Directions for this task — Provide a single number: the count of lines containing the string "changements".

**** Available records

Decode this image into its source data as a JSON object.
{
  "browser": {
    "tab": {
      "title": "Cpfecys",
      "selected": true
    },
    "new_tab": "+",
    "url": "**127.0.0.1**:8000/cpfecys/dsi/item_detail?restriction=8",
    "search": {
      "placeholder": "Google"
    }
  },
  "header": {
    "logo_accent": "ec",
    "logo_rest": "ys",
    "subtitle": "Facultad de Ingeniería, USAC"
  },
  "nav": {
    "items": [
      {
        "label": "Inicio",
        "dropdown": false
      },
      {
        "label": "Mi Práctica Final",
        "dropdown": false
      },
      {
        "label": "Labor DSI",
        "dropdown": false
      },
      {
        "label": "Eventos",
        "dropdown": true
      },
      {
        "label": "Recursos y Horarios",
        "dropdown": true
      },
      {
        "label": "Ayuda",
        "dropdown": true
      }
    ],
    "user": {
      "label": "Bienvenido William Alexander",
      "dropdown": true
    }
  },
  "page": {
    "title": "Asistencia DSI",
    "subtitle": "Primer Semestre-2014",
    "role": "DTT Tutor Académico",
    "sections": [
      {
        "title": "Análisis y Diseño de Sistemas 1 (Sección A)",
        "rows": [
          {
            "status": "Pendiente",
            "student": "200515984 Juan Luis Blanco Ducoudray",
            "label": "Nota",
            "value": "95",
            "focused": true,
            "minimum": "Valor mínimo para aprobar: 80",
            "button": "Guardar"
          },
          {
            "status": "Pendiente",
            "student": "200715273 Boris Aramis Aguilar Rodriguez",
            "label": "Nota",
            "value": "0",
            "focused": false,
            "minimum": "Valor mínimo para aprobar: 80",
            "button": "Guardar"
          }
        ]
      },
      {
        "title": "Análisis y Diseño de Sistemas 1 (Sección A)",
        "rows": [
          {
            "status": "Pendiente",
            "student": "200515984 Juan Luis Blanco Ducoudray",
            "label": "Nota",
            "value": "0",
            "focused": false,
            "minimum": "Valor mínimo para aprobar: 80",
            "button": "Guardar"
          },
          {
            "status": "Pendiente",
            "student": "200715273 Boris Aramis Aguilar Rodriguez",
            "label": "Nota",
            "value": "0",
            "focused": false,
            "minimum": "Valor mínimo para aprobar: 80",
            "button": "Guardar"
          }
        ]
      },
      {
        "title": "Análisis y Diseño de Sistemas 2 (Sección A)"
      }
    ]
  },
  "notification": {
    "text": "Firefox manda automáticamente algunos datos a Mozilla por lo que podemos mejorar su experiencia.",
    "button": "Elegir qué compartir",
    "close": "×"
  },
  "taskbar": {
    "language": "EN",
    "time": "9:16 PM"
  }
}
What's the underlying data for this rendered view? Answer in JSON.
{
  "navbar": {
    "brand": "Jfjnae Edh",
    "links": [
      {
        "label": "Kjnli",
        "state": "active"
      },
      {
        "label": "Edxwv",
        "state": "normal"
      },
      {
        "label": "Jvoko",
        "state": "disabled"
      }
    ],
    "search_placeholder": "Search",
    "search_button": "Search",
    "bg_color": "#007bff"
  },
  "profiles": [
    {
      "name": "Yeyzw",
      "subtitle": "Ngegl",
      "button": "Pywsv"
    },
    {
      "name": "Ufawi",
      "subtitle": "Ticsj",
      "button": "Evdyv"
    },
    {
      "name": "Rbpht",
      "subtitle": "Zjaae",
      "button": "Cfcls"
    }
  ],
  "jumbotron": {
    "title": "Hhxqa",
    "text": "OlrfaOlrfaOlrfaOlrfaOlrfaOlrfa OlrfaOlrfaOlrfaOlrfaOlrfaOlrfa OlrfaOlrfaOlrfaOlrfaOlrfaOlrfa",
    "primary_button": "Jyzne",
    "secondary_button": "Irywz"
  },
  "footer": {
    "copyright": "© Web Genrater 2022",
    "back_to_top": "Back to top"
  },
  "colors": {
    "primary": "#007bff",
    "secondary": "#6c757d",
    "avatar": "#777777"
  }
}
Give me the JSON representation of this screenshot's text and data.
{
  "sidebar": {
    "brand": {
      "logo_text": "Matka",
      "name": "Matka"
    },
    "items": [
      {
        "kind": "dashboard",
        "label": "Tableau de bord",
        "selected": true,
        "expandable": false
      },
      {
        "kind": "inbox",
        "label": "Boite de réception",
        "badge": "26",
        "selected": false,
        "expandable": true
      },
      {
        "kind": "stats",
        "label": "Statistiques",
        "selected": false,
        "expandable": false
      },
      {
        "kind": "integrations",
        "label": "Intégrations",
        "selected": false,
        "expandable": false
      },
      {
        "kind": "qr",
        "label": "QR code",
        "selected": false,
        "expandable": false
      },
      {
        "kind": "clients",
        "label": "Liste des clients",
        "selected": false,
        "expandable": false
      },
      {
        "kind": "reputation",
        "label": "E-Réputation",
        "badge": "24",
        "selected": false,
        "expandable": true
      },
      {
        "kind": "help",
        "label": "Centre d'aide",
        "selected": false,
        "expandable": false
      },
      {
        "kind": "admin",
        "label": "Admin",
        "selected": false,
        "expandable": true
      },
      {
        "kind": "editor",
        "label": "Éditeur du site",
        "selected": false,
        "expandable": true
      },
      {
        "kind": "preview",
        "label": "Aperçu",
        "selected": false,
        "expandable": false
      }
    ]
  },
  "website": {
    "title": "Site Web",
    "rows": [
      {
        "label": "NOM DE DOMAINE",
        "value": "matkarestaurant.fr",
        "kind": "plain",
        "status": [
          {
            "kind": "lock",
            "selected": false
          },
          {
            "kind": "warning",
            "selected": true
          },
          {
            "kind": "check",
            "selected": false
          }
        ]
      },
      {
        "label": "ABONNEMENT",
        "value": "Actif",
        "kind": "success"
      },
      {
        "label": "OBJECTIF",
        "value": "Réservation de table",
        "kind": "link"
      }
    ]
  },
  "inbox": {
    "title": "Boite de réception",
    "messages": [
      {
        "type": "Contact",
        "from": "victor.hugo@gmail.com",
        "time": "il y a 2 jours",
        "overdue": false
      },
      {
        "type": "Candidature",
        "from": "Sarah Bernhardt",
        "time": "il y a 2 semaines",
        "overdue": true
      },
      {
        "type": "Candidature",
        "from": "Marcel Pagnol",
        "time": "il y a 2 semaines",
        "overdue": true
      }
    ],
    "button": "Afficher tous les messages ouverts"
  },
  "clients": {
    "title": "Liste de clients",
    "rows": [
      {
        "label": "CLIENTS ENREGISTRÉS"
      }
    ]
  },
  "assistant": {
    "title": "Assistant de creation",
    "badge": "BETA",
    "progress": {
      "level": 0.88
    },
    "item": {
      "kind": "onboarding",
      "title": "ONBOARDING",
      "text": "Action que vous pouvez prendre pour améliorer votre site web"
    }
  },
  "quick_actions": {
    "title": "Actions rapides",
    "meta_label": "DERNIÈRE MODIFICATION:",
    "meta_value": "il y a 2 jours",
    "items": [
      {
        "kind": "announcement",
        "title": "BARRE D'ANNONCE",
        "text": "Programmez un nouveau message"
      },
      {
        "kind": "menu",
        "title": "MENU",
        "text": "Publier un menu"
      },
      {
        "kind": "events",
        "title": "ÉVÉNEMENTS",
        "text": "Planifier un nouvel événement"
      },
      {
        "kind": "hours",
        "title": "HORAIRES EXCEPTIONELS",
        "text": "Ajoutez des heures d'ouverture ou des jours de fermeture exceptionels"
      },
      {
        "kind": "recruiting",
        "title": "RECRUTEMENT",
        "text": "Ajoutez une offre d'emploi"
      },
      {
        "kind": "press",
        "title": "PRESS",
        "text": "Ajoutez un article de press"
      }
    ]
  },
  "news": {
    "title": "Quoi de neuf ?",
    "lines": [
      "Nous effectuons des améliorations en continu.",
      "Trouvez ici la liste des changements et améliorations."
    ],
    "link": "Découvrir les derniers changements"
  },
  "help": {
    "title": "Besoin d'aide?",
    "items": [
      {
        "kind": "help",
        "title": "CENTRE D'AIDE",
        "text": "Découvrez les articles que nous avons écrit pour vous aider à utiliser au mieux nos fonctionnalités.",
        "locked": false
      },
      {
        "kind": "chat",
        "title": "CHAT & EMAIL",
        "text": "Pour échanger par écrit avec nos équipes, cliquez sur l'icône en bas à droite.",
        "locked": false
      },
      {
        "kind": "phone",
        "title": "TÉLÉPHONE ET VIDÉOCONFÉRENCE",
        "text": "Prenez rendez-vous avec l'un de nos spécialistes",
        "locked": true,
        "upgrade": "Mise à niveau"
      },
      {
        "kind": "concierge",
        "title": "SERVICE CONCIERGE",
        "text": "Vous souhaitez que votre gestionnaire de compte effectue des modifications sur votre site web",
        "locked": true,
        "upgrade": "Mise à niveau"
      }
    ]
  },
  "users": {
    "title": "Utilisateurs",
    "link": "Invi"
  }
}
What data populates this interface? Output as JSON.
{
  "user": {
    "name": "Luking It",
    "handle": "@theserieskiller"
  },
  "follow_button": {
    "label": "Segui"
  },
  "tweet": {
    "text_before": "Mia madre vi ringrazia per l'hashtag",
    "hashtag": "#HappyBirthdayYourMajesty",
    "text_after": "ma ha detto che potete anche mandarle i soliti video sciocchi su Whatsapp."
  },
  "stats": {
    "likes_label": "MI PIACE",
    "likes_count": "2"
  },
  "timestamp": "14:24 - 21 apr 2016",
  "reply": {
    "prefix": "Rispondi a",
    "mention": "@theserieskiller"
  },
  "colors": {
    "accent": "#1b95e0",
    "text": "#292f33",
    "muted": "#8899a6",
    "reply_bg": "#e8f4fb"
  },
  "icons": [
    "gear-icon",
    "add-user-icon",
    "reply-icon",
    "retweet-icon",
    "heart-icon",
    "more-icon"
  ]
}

********

Task answer — 2